Exercise> Could you copy every line of the data that contains "characteristics"?

Entries from a visual dataset
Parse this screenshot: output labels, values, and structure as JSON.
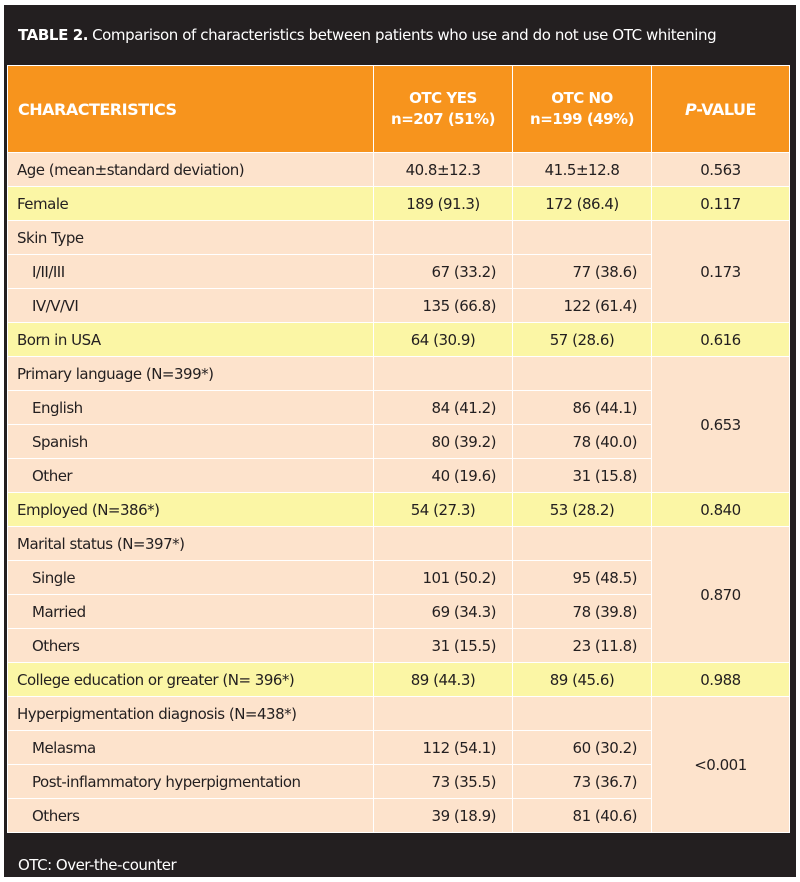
{
  "title": {
    "prefix": "TABLE 2.",
    "text": "Comparison of characteristics between patients who use and do not use OTC whitening"
  },
  "header": {
    "characteristics": "CHARACTERISTICS",
    "otc_yes": "OTC YES",
    "otc_yes_n": "n=207 (51%)",
    "otc_no": "OTC NO",
    "otc_no_n": "n=199 (49%)",
    "p_italic": "P",
    "p_rest": "-VALUE"
  },
  "rows": {
    "age": {
      "label": "Age (mean±standard deviation)",
      "yes": "40.8±12.3",
      "no": "41.5±12.8",
      "p": "0.563"
    },
    "female": {
      "label": "Female",
      "yes": "189 (91.3)",
      "no": "172 (86.4)",
      "p": "0.117"
    },
    "skin": {
      "label": "Skin Type",
      "p": "0.173",
      "sub": [
        {
          "label": "I/II/III",
          "yes": "67 (33.2)",
          "no": "77 (38.6)"
        },
        {
          "label": "IV/V/VI",
          "yes": "135 (66.8)",
          "no": "122 (61.4)"
        }
      ]
    },
    "born": {
      "label": "Born in USA",
      "yes": "64 (30.9)",
      "no": "57 (28.6)",
      "p": "0.616"
    },
    "language": {
      "label": "Primary language (N=399*)",
      "p": "0.653",
      "sub": [
        {
          "label": "English",
          "yes": "84 (41.2)",
          "no": "86 (44.1)"
        },
        {
          "label": "Spanish",
          "yes": "80 (39.2)",
          "no": "78 (40.0)"
        },
        {
          "label": "Other",
          "yes": "40 (19.6)",
          "no": "31 (15.8)"
        }
      ]
    },
    "employed": {
      "label": "Employed (N=386*)",
      "yes": "54 (27.3)",
      "no": "53 (28.2)",
      "p": "0.840"
    },
    "marital": {
      "label": "Marital status (N=397*)",
      "p": "0.870",
      "sub": [
        {
          "label": "Single",
          "yes": "101 (50.2)",
          "no": "95 (48.5)"
        },
        {
          "label": "Married",
          "yes": "69 (34.3)",
          "no": "78 (39.8)"
        },
        {
          "label": "Others",
          "yes": "31 (15.5)",
          "no": "23 (11.8)"
        }
      ]
    },
    "college": {
      "label": "College education or greater (N= 396*)",
      "yes": "89 (44.3)",
      "no": "89 (45.6)",
      "p": "0.988"
    },
    "hyper": {
      "label": "Hyperpigmentation diagnosis (N=438*)",
      "p": "<0.001",
      "sub": [
        {
          "label": "Melasma",
          "yes": "112 (54.1)",
          "no": "60 (30.2)"
        },
        {
          "label": "Post-inflammatory hyperpigmentation",
          "yes": "73 (35.5)",
          "no": "73 (36.7)"
        },
        {
          "label": "Others",
          "yes": "39 (18.9)",
          "no": "81 (40.6)"
        }
      ]
    }
  },
  "footnote": "OTC: Over-the-counter",
  "colors": {
    "frame": "#231f20",
    "header": "#f7941d",
    "peach": "#fde3cc",
    "yellow": "#fbf6a5"
  }
}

Exercise output>
    "text": "Comparison of characteristics between patients who use and do not use OTC whitening"
    "characteristics": "CHARACTERISTICS",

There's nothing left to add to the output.